[begin Material provided]

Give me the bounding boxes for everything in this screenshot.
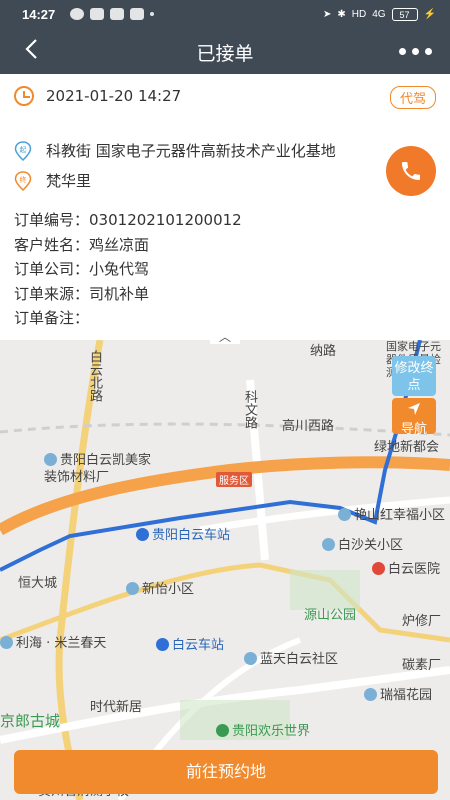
order-time-row: 2021-01-20 14:27 [14, 86, 181, 106]
map-label-happy-world: 贵阳欢乐世界 [216, 720, 310, 739]
telegram-icon [110, 8, 124, 20]
bus-icon [136, 528, 149, 541]
map-view[interactable]: 白云北路 科文路 高川西路 纳路 国家电子元器件质量检测基地 绿地新都会 贵阳白… [0, 340, 450, 800]
order-datetime: 2021-01-20 14:27 [46, 87, 182, 105]
map-label-ruifu: 瑞福花园 [364, 684, 432, 703]
signal-icon: 4G [372, 9, 386, 20]
order-company-row: 订单公司：小兔代驾 [14, 260, 150, 278]
map-label-hengda: 恒大城 [18, 576, 58, 591]
battery-icon: 57 [391, 8, 418, 21]
navigation-arrow-icon [408, 403, 420, 415]
customer-name-row: 客户姓名：鸡丝凉面 [14, 235, 150, 254]
chevron-up-icon: ︿ [218, 330, 231, 344]
map-label-baiyun-station: 白云车站 [156, 634, 224, 653]
collapse-handle[interactable]: ︿ [210, 328, 240, 344]
map-label-lvdi: 绿地新都会 [374, 440, 440, 455]
status-time: 14:27 [22, 7, 56, 22]
call-button[interactable] [386, 146, 436, 196]
hd-icon: HD [351, 9, 367, 20]
map-label-yuanshan: 源山公园 [304, 608, 357, 623]
map-label-lihai: 利海 · 米兰春天 [0, 632, 106, 651]
more-dots-icon [399, 48, 406, 55]
hospital-icon [372, 562, 385, 575]
status-system-icons: ➤ ✱ HD 4G 57 ⚡ [323, 8, 436, 21]
building-icon [44, 453, 57, 466]
order-source-row: 订单来源：司机补单 [14, 284, 150, 303]
alarm-icon [70, 8, 84, 20]
map-label-lantian: 蓝天白云社区 [244, 648, 338, 667]
map-label-shidai: 时代新居 [90, 700, 143, 715]
go-to-pickup-button[interactable]: 前往预约地 [14, 750, 438, 794]
dropoff-pin-icon: 终 [14, 170, 32, 191]
map-label-service: 服务区 [216, 472, 252, 487]
wechat-icon [130, 8, 144, 20]
order-number-row: 订单编号：0301202101200012 [14, 211, 242, 229]
map-label-baiyun-north: 白云北路 [87, 350, 102, 402]
location-icon: ➤ [322, 9, 332, 20]
app-notification-icon [90, 8, 104, 20]
charging-icon: ⚡ [423, 9, 436, 20]
bus-icon [156, 638, 169, 651]
dropoff-address-row: 终 梵华里 [14, 170, 91, 191]
status-notification-icons [70, 8, 154, 20]
map-label-keyun: 科文路 [242, 390, 257, 429]
pickup-pin-icon: 起 [14, 140, 32, 161]
map-label-baiyun-station-main: 贵阳白云车站 [136, 524, 230, 543]
header: 已接单 [0, 30, 450, 74]
order-info-list: 订单编号：0301202101200012 客户姓名：鸡丝凉面 订单公司：小兔代… [14, 208, 242, 331]
order-card: 2021-01-20 14:27 代驾 起 科教街 国家电子元器件高新技术产业化… [0, 74, 450, 340]
navigation-label: 导航 [400, 422, 427, 437]
dropoff-address: 梵华里 [46, 172, 92, 190]
svg-text:起: 起 [20, 146, 27, 154]
clock-icon [14, 86, 34, 106]
bluetooth-icon: ✱ [337, 9, 346, 20]
map-label-baishaguan: 白沙关小区 [322, 534, 403, 553]
map-label-yanshan: 艳山红幸福小区 [338, 504, 445, 523]
status-bar: 14:27 ➤ ✱ HD 4G 57 ⚡ [0, 0, 450, 30]
building-icon [364, 688, 377, 701]
map-label-gaochuan: 高川西路 [282, 419, 335, 434]
more-notifications-icon [150, 12, 154, 16]
map-label-xinyi: 新怡小区 [126, 578, 194, 597]
map-label-tansu: 碳素厂 [402, 658, 442, 673]
customer-name: 鸡丝凉面 [89, 235, 150, 254]
building-icon [338, 508, 351, 521]
svg-text:终: 终 [20, 175, 27, 184]
building-icon [0, 636, 13, 649]
more-button[interactable] [399, 40, 432, 55]
map-label-baiyun-hospital: 白云医院 [372, 558, 440, 577]
building-icon [126, 582, 139, 595]
park-icon [216, 724, 229, 737]
order-remark-row: 订单备注： [14, 309, 90, 327]
map-label-nachu: 纳路 [310, 344, 337, 359]
order-source: 司机补单 [89, 284, 150, 303]
map-label-kaimei: 贵阳白云凯美家装饰材料厂 [44, 453, 152, 485]
map-label-jinglang: 京郎古城 [0, 712, 61, 730]
navigation-button[interactable]: 导航 [392, 398, 436, 437]
modify-destination-button[interactable]: 修改终点 [392, 356, 436, 396]
building-icon [322, 538, 335, 551]
page-title: 已接单 [196, 43, 254, 65]
phone-icon [402, 162, 420, 180]
pickup-address: 科教街 国家电子元器件高新技术产业化基地 [46, 142, 336, 160]
order-company: 小兔代驾 [89, 260, 150, 278]
map-label-luxiu: 炉修厂 [402, 614, 442, 629]
order-type-tag: 代驾 [389, 86, 436, 109]
building-icon [244, 652, 257, 665]
order-number: 0301202101200012 [89, 211, 242, 229]
pickup-address-row: 起 科教街 国家电子元器件高新技术产业化基地 [14, 140, 336, 161]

[end Material provided]

* **What needs to be done**
Please reproduce all of the material above line for line, without changing a character, and leave out the picture.

* **Response to the exercise**
Give me the bounding boxes for everything in this screenshot.
order-time-row: 2021-01-20 14:27 [14, 86, 181, 106]
map-label-happy-world: 贵阳欢乐世界 [216, 720, 310, 739]
telegram-icon [110, 8, 124, 20]
bus-icon [136, 528, 149, 541]
map-view[interactable]: 白云北路 科文路 高川西路 纳路 国家电子元器件质量检测基地 绿地新都会 贵阳白… [0, 340, 450, 800]
order-datetime: 2021-01-20 14:27 [46, 87, 182, 105]
map-label-ruifu: 瑞福花园 [364, 684, 432, 703]
signal-icon: 4G [372, 9, 386, 20]
order-company-row: 订单公司：小兔代驾 [14, 260, 150, 278]
map-label-hengda: 恒大城 [18, 576, 58, 591]
battery-icon: 57 [391, 8, 418, 21]
navigation-arrow-icon [408, 403, 420, 415]
customer-name-row: 客户姓名：鸡丝凉面 [14, 235, 150, 254]
chevron-up-icon: ︿ [218, 330, 231, 344]
map-label-baiyun-station: 白云车站 [156, 634, 224, 653]
collapse-handle[interactable]: ︿ [210, 328, 240, 344]
map-label-lvdi: 绿地新都会 [374, 440, 440, 455]
status-time: 14:27 [22, 7, 56, 22]
call-button[interactable] [386, 146, 436, 196]
hd-icon: HD [351, 9, 367, 20]
map-label-yuanshan: 源山公园 [304, 608, 357, 623]
map-label-lihai: 利海 · 米兰春天 [0, 632, 106, 651]
more-dots-icon [399, 48, 406, 55]
hospital-icon [372, 562, 385, 575]
status-system-icons: ➤ ✱ HD 4G 57 ⚡ [323, 8, 436, 21]
building-icon [44, 453, 57, 466]
order-source-row: 订单来源：司机补单 [14, 284, 150, 303]
alarm-icon [70, 8, 84, 20]
map-label-lantian: 蓝天白云社区 [244, 648, 338, 667]
map-label-shidai: 时代新居 [90, 700, 143, 715]
go-to-pickup-button[interactable]: 前往预约地 [14, 750, 438, 794]
dropoff-pin-icon: 终 [14, 170, 32, 191]
map-label-service: 服务区 [216, 472, 252, 487]
wechat-icon [130, 8, 144, 20]
order-number-row: 订单编号：0301202101200012 [14, 211, 242, 229]
map-label-baiyun-north: 白云北路 [87, 350, 102, 402]
location-icon: ➤ [322, 9, 332, 20]
app-notification-icon [90, 8, 104, 20]
charging-icon: ⚡ [423, 9, 436, 20]
bus-icon [156, 638, 169, 651]
dropoff-address-row: 终 梵华里 [14, 170, 91, 191]
status-notification-icons [70, 8, 154, 20]
map-label-keyun: 科文路 [242, 390, 257, 429]
pickup-pin-icon: 起 [14, 140, 32, 161]
map-label-baiyun-station-main: 贵阳白云车站 [136, 524, 230, 543]
header: 已接单 [0, 30, 450, 74]
order-info-list: 订单编号：0301202101200012 客户姓名：鸡丝凉面 订单公司：小兔代… [14, 208, 242, 331]
order-card: 2021-01-20 14:27 代驾 起 科教街 国家电子元器件高新技术产业化… [0, 74, 450, 340]
navigation-label: 导航 [400, 422, 427, 437]
dropoff-address: 梵华里 [46, 172, 92, 190]
svg-text:起: 起 [20, 146, 27, 154]
clock-icon [14, 86, 34, 106]
bluetooth-icon: ✱ [337, 9, 346, 20]
map-label-baishaguan: 白沙关小区 [322, 534, 403, 553]
map-label-yanshan: 艳山红幸福小区 [338, 504, 445, 523]
status-bar: 14:27 ➤ ✱ HD 4G 57 ⚡ [0, 0, 450, 30]
building-icon [364, 688, 377, 701]
map-label-gaochuan: 高川西路 [282, 419, 335, 434]
more-notifications-icon [150, 12, 154, 16]
map-label-xinyi: 新怡小区 [126, 578, 194, 597]
map-label-tansu: 碳素厂 [402, 658, 442, 673]
customer-name: 鸡丝凉面 [89, 235, 150, 254]
building-icon [338, 508, 351, 521]
svg-text:终: 终 [20, 175, 27, 184]
building-icon [0, 636, 13, 649]
more-button[interactable] [399, 40, 432, 55]
map-label-baiyun-hospital: 白云医院 [372, 558, 440, 577]
building-icon [126, 582, 139, 595]
park-icon [216, 724, 229, 737]
order-remark-row: 订单备注： [14, 309, 90, 327]
map-label-nachu: 纳路 [310, 344, 337, 359]
order-source: 司机补单 [89, 284, 150, 303]
map-label-kaimei: 贵阳白云凯美家装饰材料厂 [44, 453, 152, 485]
map-label-jinglang: 京郎古城 [0, 712, 61, 730]
navigation-button[interactable]: 导航 [392, 398, 436, 437]
modify-destination-button[interactable]: 修改终点 [392, 356, 436, 396]
building-icon [322, 538, 335, 551]
page-title: 已接单 [196, 43, 254, 65]
phone-icon [402, 162, 420, 180]
pickup-address: 科教街 国家电子元器件高新技术产业化基地 [46, 142, 336, 160]
order-company: 小兔代驾 [89, 260, 150, 278]
map-label-luxiu: 炉修厂 [402, 614, 442, 629]
order-type-tag: 代驾 [389, 86, 436, 109]
building-icon [244, 652, 257, 665]
order-number: 0301202101200012 [89, 211, 242, 229]
pickup-address-row: 起 科教街 国家电子元器件高新技术产业化基地 [14, 140, 336, 161]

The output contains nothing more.